Do this: Locate the string "JSON" in the records below. Copy every line where it occurs.

Data records:
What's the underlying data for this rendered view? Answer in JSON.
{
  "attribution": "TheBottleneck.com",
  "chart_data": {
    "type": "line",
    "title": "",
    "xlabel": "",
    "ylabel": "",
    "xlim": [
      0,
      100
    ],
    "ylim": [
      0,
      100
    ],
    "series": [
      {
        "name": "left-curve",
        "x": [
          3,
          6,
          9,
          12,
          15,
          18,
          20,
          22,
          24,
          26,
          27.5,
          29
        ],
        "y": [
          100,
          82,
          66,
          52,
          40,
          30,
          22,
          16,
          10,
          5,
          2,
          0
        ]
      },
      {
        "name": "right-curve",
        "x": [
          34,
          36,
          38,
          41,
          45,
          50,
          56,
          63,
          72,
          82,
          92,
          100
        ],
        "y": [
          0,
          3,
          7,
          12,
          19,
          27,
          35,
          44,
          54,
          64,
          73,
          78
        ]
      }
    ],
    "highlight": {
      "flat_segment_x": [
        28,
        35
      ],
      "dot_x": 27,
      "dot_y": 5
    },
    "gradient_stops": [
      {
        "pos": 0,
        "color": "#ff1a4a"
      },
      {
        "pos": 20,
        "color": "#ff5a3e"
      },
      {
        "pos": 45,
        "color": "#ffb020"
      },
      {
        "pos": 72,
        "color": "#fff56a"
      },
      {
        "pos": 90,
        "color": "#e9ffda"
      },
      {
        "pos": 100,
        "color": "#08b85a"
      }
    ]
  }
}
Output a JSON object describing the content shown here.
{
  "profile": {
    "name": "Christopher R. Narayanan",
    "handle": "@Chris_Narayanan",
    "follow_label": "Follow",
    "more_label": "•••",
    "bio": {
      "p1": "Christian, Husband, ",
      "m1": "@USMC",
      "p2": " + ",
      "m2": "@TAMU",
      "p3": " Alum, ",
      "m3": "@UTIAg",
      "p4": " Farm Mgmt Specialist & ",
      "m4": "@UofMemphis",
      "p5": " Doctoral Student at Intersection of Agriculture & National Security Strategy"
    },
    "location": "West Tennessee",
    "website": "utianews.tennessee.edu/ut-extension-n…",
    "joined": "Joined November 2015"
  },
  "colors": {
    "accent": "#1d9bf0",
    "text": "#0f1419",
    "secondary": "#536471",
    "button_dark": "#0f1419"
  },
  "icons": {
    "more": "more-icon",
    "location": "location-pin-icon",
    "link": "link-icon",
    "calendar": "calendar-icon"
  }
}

Task output:
What's the underlying data for this rendered view? Answer in JSON.
Output a JSON object describing the content shown here.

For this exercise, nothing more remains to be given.